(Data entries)
..............................

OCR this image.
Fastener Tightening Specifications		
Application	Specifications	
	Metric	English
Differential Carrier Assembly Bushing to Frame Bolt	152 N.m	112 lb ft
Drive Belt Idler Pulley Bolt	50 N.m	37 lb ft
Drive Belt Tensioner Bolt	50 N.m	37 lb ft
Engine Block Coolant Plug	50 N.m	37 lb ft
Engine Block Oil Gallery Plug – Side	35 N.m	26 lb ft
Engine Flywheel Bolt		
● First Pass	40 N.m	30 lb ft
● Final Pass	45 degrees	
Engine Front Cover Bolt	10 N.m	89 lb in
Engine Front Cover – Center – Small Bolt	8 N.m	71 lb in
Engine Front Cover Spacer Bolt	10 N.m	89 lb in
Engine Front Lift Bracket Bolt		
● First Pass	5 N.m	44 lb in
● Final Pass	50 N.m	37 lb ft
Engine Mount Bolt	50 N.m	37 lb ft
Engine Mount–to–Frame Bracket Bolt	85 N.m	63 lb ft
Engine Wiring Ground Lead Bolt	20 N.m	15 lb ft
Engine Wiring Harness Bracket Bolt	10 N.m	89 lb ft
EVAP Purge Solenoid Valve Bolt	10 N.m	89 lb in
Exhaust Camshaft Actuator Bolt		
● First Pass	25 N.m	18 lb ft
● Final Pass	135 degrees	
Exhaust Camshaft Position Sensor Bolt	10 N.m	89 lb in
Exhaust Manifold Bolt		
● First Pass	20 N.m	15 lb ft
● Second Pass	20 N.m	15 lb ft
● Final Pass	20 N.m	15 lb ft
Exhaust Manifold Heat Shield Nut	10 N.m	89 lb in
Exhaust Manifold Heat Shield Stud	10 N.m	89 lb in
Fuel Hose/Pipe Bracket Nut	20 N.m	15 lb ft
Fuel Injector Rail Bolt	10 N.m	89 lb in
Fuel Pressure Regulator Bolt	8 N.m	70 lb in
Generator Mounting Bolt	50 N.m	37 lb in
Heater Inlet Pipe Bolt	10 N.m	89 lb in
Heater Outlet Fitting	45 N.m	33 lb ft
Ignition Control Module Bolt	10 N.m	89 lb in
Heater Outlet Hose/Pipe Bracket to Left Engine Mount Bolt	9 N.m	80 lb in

..............................

Lines containing the string "Exhaust" are to be selected and copied.

# [Task output]
Exhaust Camshaft Actuator Bolt		
Exhaust Camshaft Position Sensor Bolt	10 N.m	89 lb in
Exhaust Manifold Bolt		
Exhaust Manifold Heat Shield Nut	10 N.m	89 lb in
Exhaust Manifold Heat Shield Stud	10 N.m	89 lb in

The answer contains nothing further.